--- Goal ---
Identify the lines bearing the string "will" and gather them.

Data entries:
·····
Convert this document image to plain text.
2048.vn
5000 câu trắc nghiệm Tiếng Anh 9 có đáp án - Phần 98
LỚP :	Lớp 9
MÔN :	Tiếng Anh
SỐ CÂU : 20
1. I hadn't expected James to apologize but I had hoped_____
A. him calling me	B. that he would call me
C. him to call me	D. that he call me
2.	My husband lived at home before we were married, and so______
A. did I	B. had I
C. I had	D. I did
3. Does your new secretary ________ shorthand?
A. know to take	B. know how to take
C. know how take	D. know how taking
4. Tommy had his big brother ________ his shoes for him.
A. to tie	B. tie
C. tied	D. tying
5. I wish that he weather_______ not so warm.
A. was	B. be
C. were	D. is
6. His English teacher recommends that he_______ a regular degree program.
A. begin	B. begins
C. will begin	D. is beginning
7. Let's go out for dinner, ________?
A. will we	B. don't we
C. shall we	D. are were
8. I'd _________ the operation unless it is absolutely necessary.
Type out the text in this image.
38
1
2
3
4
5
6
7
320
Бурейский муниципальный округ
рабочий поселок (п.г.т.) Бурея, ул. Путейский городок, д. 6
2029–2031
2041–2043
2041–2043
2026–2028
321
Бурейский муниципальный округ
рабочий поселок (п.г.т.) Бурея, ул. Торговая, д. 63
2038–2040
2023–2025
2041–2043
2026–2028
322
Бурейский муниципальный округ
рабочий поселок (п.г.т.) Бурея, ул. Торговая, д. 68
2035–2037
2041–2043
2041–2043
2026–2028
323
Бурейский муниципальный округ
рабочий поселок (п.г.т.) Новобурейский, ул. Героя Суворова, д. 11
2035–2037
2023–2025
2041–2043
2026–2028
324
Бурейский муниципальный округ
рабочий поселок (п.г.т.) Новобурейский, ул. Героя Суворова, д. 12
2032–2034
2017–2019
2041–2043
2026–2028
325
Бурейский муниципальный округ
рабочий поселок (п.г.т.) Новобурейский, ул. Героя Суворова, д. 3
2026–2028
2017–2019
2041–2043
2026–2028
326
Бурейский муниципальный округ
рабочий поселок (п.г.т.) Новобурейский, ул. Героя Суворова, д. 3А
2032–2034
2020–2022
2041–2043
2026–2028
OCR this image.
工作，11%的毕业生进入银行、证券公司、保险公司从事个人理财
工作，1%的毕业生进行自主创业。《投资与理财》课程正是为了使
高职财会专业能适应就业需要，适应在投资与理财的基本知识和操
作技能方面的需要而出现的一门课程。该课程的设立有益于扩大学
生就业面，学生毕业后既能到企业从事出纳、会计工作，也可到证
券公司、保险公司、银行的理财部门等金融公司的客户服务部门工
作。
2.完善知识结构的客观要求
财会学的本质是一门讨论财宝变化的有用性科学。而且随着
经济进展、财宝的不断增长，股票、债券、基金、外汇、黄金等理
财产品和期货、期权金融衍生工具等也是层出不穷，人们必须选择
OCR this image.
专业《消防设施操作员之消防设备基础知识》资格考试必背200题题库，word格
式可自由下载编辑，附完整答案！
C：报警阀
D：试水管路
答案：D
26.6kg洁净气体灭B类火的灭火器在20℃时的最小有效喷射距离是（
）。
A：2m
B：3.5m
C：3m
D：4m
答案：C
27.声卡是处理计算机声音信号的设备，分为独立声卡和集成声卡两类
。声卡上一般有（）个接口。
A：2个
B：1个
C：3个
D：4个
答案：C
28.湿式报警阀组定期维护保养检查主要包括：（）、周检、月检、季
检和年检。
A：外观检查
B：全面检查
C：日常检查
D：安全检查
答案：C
·····
--- Correct response ---
C. will begin	D. is beginning
A. will we	B. don't we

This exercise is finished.